Copy each line below in which the string "поставки" occurs.

━━━━━ Stored data

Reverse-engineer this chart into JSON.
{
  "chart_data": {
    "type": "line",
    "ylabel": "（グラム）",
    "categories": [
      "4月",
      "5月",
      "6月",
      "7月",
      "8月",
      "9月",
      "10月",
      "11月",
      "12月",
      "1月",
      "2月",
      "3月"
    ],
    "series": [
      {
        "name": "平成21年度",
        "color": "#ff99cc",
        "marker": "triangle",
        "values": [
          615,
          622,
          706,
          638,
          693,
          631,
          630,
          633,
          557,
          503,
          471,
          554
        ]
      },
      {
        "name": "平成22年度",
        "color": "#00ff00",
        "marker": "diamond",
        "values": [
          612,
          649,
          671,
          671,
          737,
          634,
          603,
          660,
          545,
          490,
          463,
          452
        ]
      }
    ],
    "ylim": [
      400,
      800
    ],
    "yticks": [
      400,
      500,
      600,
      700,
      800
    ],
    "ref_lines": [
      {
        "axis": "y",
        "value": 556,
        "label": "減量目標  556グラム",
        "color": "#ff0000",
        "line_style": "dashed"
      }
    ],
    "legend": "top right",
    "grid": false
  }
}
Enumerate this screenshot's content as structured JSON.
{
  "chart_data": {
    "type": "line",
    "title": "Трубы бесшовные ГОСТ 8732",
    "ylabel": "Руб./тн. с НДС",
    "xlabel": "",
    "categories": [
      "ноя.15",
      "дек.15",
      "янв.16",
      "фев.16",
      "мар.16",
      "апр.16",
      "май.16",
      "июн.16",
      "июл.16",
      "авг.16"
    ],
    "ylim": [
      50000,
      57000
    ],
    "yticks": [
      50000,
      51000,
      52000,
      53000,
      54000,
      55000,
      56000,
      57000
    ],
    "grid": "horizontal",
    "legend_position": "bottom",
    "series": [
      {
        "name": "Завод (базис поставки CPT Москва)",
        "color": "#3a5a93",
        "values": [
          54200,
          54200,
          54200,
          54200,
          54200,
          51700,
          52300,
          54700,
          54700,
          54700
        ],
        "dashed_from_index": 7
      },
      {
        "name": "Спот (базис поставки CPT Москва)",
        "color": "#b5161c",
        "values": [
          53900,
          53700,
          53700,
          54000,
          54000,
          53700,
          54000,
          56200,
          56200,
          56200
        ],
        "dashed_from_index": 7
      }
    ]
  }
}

━━━━━━━━━━

#### Solution below
        "name": "Завод (базис поставки CPT Москва)",
        "name": "Спот (базис поставки CPT Москва)",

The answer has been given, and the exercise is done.